[Data entries]
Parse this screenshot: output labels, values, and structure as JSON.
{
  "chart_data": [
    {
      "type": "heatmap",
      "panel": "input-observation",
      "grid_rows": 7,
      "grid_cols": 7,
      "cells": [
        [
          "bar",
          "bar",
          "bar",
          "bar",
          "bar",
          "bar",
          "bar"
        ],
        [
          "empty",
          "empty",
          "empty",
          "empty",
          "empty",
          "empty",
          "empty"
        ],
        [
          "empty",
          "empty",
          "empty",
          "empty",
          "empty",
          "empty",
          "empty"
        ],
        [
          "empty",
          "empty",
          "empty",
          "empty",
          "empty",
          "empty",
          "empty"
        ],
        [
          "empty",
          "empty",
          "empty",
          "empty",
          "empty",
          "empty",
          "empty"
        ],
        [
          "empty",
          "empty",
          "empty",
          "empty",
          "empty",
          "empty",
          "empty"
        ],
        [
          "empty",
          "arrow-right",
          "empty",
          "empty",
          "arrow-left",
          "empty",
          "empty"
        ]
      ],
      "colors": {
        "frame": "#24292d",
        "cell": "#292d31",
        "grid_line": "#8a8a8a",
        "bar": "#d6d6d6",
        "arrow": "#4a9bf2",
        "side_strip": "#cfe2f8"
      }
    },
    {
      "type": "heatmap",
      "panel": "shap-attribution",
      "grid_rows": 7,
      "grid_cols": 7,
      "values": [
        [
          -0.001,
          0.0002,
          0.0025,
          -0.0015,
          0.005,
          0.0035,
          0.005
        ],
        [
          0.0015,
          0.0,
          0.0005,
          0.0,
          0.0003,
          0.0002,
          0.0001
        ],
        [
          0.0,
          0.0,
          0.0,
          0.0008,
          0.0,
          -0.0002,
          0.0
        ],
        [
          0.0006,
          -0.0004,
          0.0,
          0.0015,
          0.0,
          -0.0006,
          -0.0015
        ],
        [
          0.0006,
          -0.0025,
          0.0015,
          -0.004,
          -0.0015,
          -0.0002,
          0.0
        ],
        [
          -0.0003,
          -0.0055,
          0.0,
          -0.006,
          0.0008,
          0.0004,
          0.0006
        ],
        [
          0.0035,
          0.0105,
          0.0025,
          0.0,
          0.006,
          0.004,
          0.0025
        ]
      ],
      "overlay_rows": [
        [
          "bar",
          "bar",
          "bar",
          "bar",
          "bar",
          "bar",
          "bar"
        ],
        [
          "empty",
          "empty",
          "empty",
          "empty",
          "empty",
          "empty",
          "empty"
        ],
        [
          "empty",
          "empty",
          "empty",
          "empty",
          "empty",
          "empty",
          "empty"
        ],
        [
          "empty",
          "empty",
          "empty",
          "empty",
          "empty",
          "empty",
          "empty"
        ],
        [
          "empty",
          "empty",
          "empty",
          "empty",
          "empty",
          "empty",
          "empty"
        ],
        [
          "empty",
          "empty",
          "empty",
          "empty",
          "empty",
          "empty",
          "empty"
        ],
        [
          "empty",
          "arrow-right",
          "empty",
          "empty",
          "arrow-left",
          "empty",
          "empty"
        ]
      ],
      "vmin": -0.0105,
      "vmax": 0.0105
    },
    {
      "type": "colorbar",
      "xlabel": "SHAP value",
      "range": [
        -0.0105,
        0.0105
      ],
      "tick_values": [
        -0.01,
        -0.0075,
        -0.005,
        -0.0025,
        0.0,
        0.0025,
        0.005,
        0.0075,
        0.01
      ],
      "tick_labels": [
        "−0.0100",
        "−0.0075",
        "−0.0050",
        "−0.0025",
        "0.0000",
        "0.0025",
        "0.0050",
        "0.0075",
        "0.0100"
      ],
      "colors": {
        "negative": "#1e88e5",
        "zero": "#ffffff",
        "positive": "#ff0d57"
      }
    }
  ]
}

PROBLEM TO WORK ON: Scan the entries above and work out how many lines include the word "panel"; the reply is that number alone.

FULL OUTPUT: 2